Belge alıntısı:
:::::

Neşeden alırız gücümüzü

Gurur ve Önyargı Oyunu: Kadınların Dayanışması Sahneye Taşınıyor

Efnan Atmaca- Biraz eleştiri, fazlaca sitem, çokça eğlence, anlayana bugüne ayna, susanlara öfke, konuşanlara takdir, görmezden gelinenlere dev bir sahne ve ‘kız neşesine’ övgü “Gurur ve Önyargı(*gibi bir şey)”. Jane Austen’in başyapıtından uyarlanan oyun, gurur ve önyargı kelimelerinin romantize edilmiş anlamlarını adalet, aidiyet, eşitlik, dürüstlük gibi çok farklı yönlere savuruyor. Isobel McArthur’un yazdığı Erdem Afşar’ın dilimize çevirdiği oyunun yönetmeni Murat Daltaban. BKM ve DOT ortaklığında sahnelenen “Gurur ve Önyargı(*gibi bir şey)”in yapım yönetmeni Özlem Daltaban. Oyuncuları ise Birce Akalay, Nergis Öztürk, Özge Özberk, Ayşegül Uraz ve Kardelen Arpacı.

Yönetmen koltuğunda Daltaban olunca sürprizlere her ne kadar açık olsak da her seferinde yine şaşırıyoruz. Daltaban bu kez görünürde ‘popüler’ bir işin yumuşacık bir tavırla ne kadar sert olabileceğini gösteriyor. Oyunda olan biteni hizmetçiler anlatıyor. Hani o her şeyi bilenler ama hakkında hiçbir şey merak edilmeyenler… Onların oyunda olması emekçi sınıfın sesini ulaştırıyor bize. Yaşananları anlatırken kullandıkları ironik dil, hâkim sınıfın uyguladığı ritüellerle kendini üstün sanırken nasıl da komik duruma düştüğünü gösteriyor. Oyundaki beş kadın oyuncu erkekler de dahil farklı farklı rolleri canlandırıyor. Sadece evin babası bir saksı çiçeği olarak beliriveriyor seyirci karşısında.

:::::

Veri satırları:
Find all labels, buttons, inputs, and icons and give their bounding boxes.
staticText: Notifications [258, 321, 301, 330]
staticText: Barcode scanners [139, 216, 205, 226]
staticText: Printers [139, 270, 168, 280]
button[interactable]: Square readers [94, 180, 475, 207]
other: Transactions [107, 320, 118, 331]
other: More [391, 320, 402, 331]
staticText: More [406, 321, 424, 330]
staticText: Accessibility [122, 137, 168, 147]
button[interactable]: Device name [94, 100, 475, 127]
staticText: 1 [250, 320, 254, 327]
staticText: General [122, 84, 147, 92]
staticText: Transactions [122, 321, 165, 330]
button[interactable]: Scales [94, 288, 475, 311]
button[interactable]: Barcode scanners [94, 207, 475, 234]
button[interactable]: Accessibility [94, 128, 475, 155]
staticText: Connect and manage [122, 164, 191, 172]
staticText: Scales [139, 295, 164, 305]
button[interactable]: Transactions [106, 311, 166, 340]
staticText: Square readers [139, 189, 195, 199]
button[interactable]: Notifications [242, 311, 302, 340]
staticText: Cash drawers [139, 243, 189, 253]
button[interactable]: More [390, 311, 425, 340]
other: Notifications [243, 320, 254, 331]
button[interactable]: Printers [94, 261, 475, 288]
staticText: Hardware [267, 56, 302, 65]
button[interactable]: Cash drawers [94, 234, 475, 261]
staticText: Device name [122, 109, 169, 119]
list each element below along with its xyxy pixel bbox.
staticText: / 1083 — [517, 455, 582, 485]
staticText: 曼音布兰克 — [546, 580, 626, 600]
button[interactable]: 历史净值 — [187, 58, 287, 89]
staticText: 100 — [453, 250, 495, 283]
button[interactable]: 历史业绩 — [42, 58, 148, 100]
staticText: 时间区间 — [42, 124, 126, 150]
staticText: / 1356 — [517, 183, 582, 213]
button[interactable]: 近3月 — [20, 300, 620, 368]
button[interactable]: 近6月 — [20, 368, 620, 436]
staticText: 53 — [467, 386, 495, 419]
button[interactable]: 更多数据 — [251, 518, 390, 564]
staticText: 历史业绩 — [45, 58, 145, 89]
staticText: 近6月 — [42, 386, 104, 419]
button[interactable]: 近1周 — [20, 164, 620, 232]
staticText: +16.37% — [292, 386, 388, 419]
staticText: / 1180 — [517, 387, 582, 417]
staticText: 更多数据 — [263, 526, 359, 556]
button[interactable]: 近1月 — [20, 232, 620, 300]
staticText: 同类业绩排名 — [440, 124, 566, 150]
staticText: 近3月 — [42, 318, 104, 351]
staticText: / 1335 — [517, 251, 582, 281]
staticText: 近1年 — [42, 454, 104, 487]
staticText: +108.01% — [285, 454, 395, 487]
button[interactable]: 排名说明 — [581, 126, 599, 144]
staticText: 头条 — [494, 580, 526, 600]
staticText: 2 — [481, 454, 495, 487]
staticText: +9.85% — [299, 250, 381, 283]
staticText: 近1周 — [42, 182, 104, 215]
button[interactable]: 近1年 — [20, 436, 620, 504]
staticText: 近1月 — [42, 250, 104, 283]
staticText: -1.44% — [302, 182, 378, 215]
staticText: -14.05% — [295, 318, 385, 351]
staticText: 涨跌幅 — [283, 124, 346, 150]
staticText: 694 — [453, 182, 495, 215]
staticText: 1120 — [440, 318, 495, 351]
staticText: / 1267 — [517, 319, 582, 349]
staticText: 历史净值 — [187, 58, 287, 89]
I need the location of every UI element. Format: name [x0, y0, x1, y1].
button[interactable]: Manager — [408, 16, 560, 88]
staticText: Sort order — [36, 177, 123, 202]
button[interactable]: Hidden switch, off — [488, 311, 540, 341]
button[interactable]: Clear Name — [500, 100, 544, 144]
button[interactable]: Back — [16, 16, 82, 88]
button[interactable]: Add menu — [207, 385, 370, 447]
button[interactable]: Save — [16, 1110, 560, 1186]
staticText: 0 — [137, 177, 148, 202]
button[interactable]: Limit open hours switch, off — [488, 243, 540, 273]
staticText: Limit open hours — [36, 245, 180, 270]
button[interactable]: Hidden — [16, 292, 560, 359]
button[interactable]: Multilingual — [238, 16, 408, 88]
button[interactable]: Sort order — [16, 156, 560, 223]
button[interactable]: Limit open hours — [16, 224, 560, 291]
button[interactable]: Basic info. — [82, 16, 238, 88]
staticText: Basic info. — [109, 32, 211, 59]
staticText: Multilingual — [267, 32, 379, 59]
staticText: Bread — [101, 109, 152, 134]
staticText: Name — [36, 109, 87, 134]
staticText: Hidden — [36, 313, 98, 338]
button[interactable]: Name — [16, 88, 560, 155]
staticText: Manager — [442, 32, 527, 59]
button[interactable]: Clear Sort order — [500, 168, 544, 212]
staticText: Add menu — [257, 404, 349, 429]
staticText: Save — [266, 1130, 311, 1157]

:::::

Alıştırma görevleri:
1. "Gurur ve Önyargı(*gibi bir şey)" oyunu üzerine yazıya göre evin babası seyircinin karşısına hangi biçimde çıkıyor?
2. "Gurur ve Önyargı(*gibi bir şey)" oyunu üzerine yazıyı son cümlesinden sonra sürdürün.

Görevlere göre çıktılar:
1. Bir saksı çiçeği olarak beliriyor.

2.
‘Hanımlar ve hanımlar’

“Gurur ve Önyargı(*gibi bir şey)”de kadına yüklenen toplumsal roller altüst ediliyor. Evlilik ile ekonomik bağımsızlık arasındaki ilişki konuların başrolünü kapıyor. Tamam, roman yazıldığı yıllarda kadınların miras hakkı yoktu ama ya sonra… Dört dörtlük bir kadının tarifini yapın desek! Kime göre, neye göre? Yıllar öncesinden bugüne gelen o tarifte eksiler ve artılar çok değişse de hangi sınıftan olduğuna göre yükleniyor özellikler. Sınıf demişken; oyunda en çok sınıflar arası ayrımın eleştirisi var. Bugün o zamanlarki gibi sınıfsal ayrım yok belki. Ama olgular, kavramlar değişse de zihniyet aynı kaldığı sürece üst sürümlerini izlediğimiz haksızlıklarla ve eşitsizliklerle dolu bir dünyada yaşıyoruz. Ve elbette tüm bunlarda erkek egemen düzenin hâkimiyetinin rolü büyük. Oyunda Daltaban tüm kadınlar adına hemcinslerinden intikam alıyor. En çok onları komik duruma düşürüyor. Oyunun başında yapılan anonsta “Hanımlar ve hanımlar” diyerek erkeklere seslenilmemesi de içimize su serpiyor. Peki ya çözüm nerede. Elbette kadın dayanışmasında. “Gurur ve Önyargı(*gibi bir şey)”, işte o kadın dayanışmasına ortak ediyor seyirciyi. Neşeyle, keyifle, gülümseterek, kahkaha attırarak yapıyor tüm bu eleştirileri. Ortaya öyle güzelce serpiyor ki söylemek istediklerini anlıyorsunuz ki kadınlar kendilerine biçilen rollerin farkında da sığmıyorlar o kalıplara. Hafif iterek, ilmek ilmek sökerek, minik minik direnerek yıkıyorlar duvarları. Oyun biraz uzun sürüyor ama kadınların anlatacakları çok, dahası önemli. Dolayısıyla buna hakları var.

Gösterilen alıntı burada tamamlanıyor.